::: READING PASSAGE

Home / Science / Health /  Ahead of registering world's first covid vaccine, Russia reveals how it will work

Russia plans to register the world's first Covid vaccine against COVID-19, reports said, citing Deputy Health Minister Oleg Gridnev. Now, the chief of the lab developing the vaccine has dropped some hints on how the covid vaccine will work. The vaccine has been developed jointly by the Gamaleya Research Institute and the Russian Defence Ministry.

Alexander Gintsburg, director of the Gamaleya National Research Centre, said that vaccine used inanimate particles created on the basis of adenovirus, according to Sputnik News.

He said there are no concerns that the vaccine could potentially cause harm to a person's health.

“The particles and objects that can reproduce their own kind are the ones that are considered alive. The particles in question cannot multiply," he said.

Some people naturally have a fever when immune system of the person being vaccinated receives a powerful boost but this "side-effect" can easily be overcome by taking paracetamol, he added.

::::::
::: DATA SUPPLIED

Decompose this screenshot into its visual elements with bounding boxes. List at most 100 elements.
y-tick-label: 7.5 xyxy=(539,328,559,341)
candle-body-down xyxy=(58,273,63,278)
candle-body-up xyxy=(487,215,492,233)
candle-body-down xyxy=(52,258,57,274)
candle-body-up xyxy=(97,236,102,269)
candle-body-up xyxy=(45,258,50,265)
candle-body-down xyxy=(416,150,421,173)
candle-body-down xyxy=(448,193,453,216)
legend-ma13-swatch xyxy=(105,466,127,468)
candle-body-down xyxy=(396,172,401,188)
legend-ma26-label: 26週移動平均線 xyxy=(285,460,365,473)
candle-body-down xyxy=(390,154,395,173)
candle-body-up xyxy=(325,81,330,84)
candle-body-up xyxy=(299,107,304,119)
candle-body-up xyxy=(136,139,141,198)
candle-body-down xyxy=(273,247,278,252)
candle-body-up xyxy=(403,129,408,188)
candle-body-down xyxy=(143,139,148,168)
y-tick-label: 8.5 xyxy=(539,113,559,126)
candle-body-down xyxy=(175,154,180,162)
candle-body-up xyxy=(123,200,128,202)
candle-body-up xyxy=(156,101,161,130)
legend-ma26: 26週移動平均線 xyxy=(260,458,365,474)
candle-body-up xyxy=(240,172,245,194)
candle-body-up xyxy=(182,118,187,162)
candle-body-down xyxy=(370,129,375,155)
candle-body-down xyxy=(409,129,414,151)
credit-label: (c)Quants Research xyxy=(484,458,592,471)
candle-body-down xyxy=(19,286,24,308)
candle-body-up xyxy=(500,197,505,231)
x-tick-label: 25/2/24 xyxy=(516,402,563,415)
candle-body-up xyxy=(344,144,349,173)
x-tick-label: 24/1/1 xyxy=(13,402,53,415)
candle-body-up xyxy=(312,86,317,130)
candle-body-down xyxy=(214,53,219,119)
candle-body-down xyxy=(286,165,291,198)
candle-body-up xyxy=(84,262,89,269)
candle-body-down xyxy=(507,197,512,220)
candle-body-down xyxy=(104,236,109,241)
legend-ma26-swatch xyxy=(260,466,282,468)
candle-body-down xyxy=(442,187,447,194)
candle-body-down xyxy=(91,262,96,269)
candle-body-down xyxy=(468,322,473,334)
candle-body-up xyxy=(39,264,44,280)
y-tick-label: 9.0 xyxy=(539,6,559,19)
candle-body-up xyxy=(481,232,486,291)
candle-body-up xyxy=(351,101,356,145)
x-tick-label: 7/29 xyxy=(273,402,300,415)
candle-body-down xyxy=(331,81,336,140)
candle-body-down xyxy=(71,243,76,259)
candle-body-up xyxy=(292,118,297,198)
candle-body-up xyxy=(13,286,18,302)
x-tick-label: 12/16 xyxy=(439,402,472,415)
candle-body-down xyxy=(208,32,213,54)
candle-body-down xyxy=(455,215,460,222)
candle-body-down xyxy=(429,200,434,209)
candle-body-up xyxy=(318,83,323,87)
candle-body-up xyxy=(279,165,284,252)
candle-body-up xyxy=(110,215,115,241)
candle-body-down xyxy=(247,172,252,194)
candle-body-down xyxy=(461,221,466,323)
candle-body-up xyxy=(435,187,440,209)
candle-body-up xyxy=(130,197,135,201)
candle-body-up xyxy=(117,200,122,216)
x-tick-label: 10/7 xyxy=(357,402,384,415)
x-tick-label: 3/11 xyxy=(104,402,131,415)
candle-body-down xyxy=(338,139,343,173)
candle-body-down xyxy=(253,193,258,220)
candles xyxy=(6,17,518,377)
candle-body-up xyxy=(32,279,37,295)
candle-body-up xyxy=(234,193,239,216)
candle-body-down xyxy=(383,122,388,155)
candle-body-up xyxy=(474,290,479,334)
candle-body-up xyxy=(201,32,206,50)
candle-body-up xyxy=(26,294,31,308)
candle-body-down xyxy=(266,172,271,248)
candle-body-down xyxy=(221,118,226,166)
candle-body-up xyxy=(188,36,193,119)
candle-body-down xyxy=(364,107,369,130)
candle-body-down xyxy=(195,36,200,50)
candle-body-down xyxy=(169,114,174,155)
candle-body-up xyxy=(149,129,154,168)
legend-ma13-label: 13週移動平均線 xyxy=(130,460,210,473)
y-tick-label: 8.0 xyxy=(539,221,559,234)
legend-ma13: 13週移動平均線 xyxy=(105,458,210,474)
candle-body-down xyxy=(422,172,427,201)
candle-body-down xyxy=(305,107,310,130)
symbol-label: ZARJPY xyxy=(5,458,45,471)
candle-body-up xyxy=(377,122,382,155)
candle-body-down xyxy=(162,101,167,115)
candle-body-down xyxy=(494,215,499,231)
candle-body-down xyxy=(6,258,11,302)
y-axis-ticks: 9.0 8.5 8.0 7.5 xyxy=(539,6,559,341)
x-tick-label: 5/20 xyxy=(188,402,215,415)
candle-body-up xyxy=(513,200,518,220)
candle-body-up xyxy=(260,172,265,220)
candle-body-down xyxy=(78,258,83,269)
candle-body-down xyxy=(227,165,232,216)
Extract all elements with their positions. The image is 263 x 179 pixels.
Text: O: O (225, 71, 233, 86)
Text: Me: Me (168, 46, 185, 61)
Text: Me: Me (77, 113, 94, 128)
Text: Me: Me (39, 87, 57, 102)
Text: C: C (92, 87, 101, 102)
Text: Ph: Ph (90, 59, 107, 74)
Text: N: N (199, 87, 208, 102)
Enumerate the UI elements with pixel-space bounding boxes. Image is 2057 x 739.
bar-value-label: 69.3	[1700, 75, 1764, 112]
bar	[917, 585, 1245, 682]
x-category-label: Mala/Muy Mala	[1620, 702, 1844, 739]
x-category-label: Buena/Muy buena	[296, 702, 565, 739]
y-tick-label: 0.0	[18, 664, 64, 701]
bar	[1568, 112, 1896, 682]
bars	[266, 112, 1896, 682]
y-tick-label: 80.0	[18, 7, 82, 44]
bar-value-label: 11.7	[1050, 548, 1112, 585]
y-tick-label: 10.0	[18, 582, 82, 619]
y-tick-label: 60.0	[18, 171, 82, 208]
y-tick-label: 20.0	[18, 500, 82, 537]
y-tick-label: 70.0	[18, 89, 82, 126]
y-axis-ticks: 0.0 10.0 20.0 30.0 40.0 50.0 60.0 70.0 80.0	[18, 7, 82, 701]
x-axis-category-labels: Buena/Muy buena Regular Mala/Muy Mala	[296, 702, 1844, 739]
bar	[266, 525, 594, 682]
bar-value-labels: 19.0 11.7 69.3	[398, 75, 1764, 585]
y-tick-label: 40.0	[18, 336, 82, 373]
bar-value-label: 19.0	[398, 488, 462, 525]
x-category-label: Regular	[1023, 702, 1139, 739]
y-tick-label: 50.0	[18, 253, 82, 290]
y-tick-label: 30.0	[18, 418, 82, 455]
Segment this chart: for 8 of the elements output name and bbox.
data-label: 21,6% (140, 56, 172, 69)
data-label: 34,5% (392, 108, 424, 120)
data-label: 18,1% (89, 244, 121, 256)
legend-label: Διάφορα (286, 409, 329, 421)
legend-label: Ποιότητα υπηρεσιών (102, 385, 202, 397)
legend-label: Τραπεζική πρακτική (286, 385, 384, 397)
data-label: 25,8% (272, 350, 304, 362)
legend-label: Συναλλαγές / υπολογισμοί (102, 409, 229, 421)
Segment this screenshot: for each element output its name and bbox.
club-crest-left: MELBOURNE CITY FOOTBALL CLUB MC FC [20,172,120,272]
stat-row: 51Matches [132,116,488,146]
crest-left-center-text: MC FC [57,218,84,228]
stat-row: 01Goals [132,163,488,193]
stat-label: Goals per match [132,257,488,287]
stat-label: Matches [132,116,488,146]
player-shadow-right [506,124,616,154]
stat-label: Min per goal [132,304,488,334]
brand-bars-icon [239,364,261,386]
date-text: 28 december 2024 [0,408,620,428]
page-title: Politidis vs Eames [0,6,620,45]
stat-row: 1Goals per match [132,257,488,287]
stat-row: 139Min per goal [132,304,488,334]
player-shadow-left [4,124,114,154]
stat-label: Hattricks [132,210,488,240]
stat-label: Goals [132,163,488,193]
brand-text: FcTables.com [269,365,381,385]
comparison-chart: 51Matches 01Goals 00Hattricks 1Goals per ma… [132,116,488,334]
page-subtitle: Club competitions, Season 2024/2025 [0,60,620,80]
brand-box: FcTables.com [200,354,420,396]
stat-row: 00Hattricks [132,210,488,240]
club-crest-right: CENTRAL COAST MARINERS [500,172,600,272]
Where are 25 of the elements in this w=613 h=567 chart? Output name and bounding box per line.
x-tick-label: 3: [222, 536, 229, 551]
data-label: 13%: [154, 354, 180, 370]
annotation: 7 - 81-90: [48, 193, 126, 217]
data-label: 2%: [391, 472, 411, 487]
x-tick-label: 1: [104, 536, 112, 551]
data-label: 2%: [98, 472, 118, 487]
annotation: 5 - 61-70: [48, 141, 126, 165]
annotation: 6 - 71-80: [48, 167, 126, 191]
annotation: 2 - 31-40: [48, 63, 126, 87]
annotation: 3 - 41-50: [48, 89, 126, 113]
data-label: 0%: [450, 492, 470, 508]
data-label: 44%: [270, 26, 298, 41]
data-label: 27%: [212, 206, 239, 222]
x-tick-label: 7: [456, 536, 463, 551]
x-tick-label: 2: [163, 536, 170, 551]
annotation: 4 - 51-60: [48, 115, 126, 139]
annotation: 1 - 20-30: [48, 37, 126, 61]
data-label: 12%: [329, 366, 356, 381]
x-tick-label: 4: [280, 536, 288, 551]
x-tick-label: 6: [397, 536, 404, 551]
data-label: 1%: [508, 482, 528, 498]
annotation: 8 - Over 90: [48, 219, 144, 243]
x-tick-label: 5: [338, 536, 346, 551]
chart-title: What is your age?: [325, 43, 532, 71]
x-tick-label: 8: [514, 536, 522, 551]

::::::

Can you reproduce the stretch of the Covid vaccine article from "Russia plans to" through "Russian Defence Ministry." word for word?

_SOLUTION TO THIS EXERCISE_:
Russia plans to register the world's first Covid vaccine against COVID-19, reports said, citing Deputy Health Minister Oleg Gridnev. Now, the chief of the lab developing the vaccine has dropped some hints on how the covid vaccine will work. The vaccine has been developed jointly by the Gamaleya Research Institute and the Russian Defence Ministry.